>> BEGIN Provided records

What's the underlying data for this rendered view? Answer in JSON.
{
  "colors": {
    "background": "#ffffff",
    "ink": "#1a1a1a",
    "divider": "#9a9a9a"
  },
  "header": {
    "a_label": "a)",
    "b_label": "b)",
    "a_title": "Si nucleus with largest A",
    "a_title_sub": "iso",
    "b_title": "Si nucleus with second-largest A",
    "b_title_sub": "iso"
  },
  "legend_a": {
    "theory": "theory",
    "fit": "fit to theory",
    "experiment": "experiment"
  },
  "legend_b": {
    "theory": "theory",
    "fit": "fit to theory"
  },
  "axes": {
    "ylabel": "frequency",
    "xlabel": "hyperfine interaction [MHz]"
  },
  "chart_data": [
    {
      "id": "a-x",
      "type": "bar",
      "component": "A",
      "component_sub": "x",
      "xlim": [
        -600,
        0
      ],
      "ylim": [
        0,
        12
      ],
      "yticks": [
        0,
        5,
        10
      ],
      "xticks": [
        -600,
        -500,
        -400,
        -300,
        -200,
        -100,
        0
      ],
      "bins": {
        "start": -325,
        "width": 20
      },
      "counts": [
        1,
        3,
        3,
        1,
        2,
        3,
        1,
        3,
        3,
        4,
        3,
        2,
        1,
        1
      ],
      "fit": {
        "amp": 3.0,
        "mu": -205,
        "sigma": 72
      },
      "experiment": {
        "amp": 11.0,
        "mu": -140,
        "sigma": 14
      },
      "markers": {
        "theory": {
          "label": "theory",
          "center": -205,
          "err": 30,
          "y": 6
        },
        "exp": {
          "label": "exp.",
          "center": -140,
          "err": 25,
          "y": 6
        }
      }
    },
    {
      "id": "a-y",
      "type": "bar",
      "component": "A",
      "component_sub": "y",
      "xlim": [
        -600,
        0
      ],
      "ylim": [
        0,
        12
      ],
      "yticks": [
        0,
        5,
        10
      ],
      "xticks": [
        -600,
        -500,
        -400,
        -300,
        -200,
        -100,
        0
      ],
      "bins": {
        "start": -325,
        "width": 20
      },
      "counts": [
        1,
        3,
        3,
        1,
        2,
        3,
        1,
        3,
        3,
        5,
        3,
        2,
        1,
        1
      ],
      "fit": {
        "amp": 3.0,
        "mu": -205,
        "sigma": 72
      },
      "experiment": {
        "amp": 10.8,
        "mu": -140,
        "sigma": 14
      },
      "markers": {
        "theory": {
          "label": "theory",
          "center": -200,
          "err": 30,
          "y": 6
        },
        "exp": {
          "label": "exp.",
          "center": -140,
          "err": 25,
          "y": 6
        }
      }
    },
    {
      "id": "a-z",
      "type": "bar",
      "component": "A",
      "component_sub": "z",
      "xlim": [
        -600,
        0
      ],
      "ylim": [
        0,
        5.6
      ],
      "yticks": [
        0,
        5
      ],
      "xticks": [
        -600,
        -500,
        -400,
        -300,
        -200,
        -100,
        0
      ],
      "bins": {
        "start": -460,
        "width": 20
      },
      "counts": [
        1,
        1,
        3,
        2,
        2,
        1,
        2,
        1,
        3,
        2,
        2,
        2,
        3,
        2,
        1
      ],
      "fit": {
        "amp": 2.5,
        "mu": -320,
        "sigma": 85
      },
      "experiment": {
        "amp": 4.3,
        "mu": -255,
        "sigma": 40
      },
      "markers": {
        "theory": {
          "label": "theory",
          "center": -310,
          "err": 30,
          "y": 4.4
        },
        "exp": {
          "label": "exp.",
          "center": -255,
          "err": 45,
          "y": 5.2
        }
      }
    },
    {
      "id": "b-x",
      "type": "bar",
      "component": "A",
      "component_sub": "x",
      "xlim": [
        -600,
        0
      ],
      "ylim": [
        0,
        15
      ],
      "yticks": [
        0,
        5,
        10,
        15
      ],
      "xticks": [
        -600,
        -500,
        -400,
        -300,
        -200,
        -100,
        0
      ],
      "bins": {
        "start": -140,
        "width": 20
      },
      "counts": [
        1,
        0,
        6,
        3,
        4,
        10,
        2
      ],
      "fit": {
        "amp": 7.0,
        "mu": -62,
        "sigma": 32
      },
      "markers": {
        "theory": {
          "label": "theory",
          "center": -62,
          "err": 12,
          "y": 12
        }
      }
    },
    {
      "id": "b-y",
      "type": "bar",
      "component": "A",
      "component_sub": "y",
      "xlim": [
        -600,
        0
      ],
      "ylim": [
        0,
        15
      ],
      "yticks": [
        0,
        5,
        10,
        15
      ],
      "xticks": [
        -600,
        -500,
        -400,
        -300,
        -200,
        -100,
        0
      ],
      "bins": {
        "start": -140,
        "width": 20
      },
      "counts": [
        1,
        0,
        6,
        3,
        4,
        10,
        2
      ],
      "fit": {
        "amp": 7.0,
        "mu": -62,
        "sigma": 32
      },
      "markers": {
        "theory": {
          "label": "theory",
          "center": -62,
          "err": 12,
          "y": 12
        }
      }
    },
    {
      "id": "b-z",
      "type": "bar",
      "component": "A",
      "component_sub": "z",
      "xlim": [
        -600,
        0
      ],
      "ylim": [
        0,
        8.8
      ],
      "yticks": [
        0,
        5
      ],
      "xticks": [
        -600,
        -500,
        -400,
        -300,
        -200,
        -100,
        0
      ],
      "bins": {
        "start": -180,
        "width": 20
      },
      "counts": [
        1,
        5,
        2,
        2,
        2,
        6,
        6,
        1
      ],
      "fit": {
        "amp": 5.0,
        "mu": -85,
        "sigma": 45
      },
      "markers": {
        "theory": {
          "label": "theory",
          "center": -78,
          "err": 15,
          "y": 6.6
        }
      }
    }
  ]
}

>> END Provided records

Repeat each record exactly. Omit nothing.

**Output below**.
What's the underlying data for this rendered view? Answer in JSON.
{
  "colors": {
    "background": "#ffffff",
    "ink": "#1a1a1a",
    "divider": "#9a9a9a"
  },
  "header": {
    "a_label": "a)",
    "b_label": "b)",
    "a_title": "Si nucleus with largest A",
    "a_title_sub": "iso",
    "b_title": "Si nucleus with second-largest A",
    "b_title_sub": "iso"
  },
  "legend_a": {
    "theory": "theory",
    "fit": "fit to theory",
    "experiment": "experiment"
  },
  "legend_b": {
    "theory": "theory",
    "fit": "fit to theory"
  },
  "axes": {
    "ylabel": "frequency",
    "xlabel": "hyperfine interaction [MHz]"
  },
  "chart_data": [
    {
      "id": "a-x",
      "type": "bar",
      "component": "A",
      "component_sub": "x",
      "xlim": [
        -600,
        0
      ],
      "ylim": [
        0,
        12
      ],
      "yticks": [
        0,
        5,
        10
      ],
      "xticks": [
        -600,
        -500,
        -400,
        -300,
        -200,
        -100,
        0
      ],
      "bins": {
        "start": -325,
        "width": 20
      },
      "counts": [
        1,
        3,
        3,
        1,
        2,
        3,
        1,
        3,
        3,
        4,
        3,
        2,
        1,
        1
      ],
      "fit": {
        "amp": 3.0,
        "mu": -205,
        "sigma": 72
      },
      "experiment": {
        "amp": 11.0,
        "mu": -140,
        "sigma": 14
      },
      "markers": {
        "theory": {
          "label": "theory",
          "center": -205,
          "err": 30,
          "y": 6
        },
        "exp": {
          "label": "exp.",
          "center": -140,
          "err": 25,
          "y": 6
        }
      }
    },
    {
      "id": "a-y",
      "type": "bar",
      "component": "A",
      "component_sub": "y",
      "xlim": [
        -600,
        0
      ],
      "ylim": [
        0,
        12
      ],
      "yticks": [
        0,
        5,
        10
      ],
      "xticks": [
        -600,
        -500,
        -400,
        -300,
        -200,
        -100,
        0
      ],
      "bins": {
        "start": -325,
        "width": 20
      },
      "counts": [
        1,
        3,
        3,
        1,
        2,
        3,
        1,
        3,
        3,
        5,
        3,
        2,
        1,
        1
      ],
      "fit": {
        "amp": 3.0,
        "mu": -205,
        "sigma": 72
      },
      "experiment": {
        "amp": 10.8,
        "mu": -140,
        "sigma": 14
      },
      "markers": {
        "theory": {
          "label": "theory",
          "center": -200,
          "err": 30,
          "y": 6
        },
        "exp": {
          "label": "exp.",
          "center": -140,
          "err": 25,
          "y": 6
        }
      }
    },
    {
      "id": "a-z",
      "type": "bar",
      "component": "A",
      "component_sub": "z",
      "xlim": [
        -600,
        0
      ],
      "ylim": [
        0,
        5.6
      ],
      "yticks": [
        0,
        5
      ],
      "xticks": [
        -600,
        -500,
        -400,
        -300,
        -200,
        -100,
        0
      ],
      "bins": {
        "start": -460,
        "width": 20
      },
      "counts": [
        1,
        1,
        3,
        2,
        2,
        1,
        2,
        1,
        3,
        2,
        2,
        2,
        3,
        2,
        1
      ],
      "fit": {
        "amp": 2.5,
        "mu": -320,
        "sigma": 85
      },
      "experiment": {
        "amp": 4.3,
        "mu": -255,
        "sigma": 40
      },
      "markers": {
        "theory": {
          "label": "theory",
          "center": -310,
          "err": 30,
          "y": 4.4
        },
        "exp": {
          "label": "exp.",
          "center": -255,
          "err": 45,
          "y": 5.2
        }
      }
    },
    {
      "id": "b-x",
      "type": "bar",
      "component": "A",
      "component_sub": "x",
      "xlim": [
        -600,
        0
      ],
      "ylim": [
        0,
        15
      ],
      "yticks": [
        0,
        5,
        10,
        15
      ],
      "xticks": [
        -600,
        -500,
        -400,
        -300,
        -200,
        -100,
        0
      ],
      "bins": {
        "start": -140,
        "width": 20
      },
      "counts": [
        1,
        0,
        6,
        3,
        4,
        10,
        2
      ],
      "fit": {
        "amp": 7.0,
        "mu": -62,
        "sigma": 32
      },
      "markers": {
        "theory": {
          "label": "theory",
          "center": -62,
          "err": 12,
          "y": 12
        }
      }
    },
    {
      "id": "b-y",
      "type": "bar",
      "component": "A",
      "component_sub": "y",
      "xlim": [
        -600,
        0
      ],
      "ylim": [
        0,
        15
      ],
      "yticks": [
        0,
        5,
        10,
        15
      ],
      "xticks": [
        -600,
        -500,
        -400,
        -300,
        -200,
        -100,
        0
      ],
      "bins": {
        "start": -140,
        "width": 20
      },
      "counts": [
        1,
        0,
        6,
        3,
        4,
        10,
        2
      ],
      "fit": {
        "amp": 7.0,
        "mu": -62,
        "sigma": 32
      },
      "markers": {
        "theory": {
          "label": "theory",
          "center": -62,
          "err": 12,
          "y": 12
        }
      }
    },
    {
      "id": "b-z",
      "type": "bar",
      "component": "A",
      "component_sub": "z",
      "xlim": [
        -600,
        0
      ],
      "ylim": [
        0,
        8.8
      ],
      "yticks": [
        0,
        5
      ],
      "xticks": [
        -600,
        -500,
        -400,
        -300,
        -200,
        -100,
        0
      ],
      "bins": {
        "start": -180,
        "width": 20
      },
      "counts": [
        1,
        5,
        2,
        2,
        2,
        6,
        6,
        1
      ],
      "fit": {
        "amp": 5.0,
        "mu": -85,
        "sigma": 45
      },
      "markers": {
        "theory": {
          "label": "theory",
          "center": -78,
          "err": 15,
          "y": 6.6
        }
      }
    }
  ]
}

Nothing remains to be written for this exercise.